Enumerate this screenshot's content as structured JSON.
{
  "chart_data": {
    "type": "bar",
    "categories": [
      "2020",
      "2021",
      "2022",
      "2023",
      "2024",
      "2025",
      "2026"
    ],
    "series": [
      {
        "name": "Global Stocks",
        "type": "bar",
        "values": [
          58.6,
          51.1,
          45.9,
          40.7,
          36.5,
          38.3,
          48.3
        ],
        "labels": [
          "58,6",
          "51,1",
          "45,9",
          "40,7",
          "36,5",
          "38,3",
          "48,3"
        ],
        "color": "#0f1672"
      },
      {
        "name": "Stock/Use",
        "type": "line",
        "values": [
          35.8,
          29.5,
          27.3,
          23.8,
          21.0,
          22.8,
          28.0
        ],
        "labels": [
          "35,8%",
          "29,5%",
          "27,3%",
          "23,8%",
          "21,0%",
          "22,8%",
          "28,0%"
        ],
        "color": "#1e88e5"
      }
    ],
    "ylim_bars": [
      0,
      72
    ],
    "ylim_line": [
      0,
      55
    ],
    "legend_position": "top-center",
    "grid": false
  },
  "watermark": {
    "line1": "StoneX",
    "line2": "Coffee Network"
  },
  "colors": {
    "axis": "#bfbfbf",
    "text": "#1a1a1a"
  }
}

# GIVEN EXERCISE
Can you restate every record above word for word?

# EXPECTED ANSWER
Enumerate this screenshot's content as structured JSON.
{
  "chart_data": {
    "type": "bar",
    "categories": [
      "2020",
      "2021",
      "2022",
      "2023",
      "2024",
      "2025",
      "2026"
    ],
    "series": [
      {
        "name": "Global Stocks",
        "type": "bar",
        "values": [
          58.6,
          51.1,
          45.9,
          40.7,
          36.5,
          38.3,
          48.3
        ],
        "labels": [
          "58,6",
          "51,1",
          "45,9",
          "40,7",
          "36,5",
          "38,3",
          "48,3"
        ],
        "color": "#0f1672"
      },
      {
        "name": "Stock/Use",
        "type": "line",
        "values": [
          35.8,
          29.5,
          27.3,
          23.8,
          21.0,
          22.8,
          28.0
        ],
        "labels": [
          "35,8%",
          "29,5%",
          "27,3%",
          "23,8%",
          "21,0%",
          "22,8%",
          "28,0%"
        ],
        "color": "#1e88e5"
      }
    ],
    "ylim_bars": [
      0,
      72
    ],
    "ylim_line": [
      0,
      55
    ],
    "legend_position": "top-center",
    "grid": false
  },
  "watermark": {
    "line1": "StoneX",
    "line2": "Coffee Network"
  },
  "colors": {
    "axis": "#bfbfbf",
    "text": "#1a1a1a"
  }
}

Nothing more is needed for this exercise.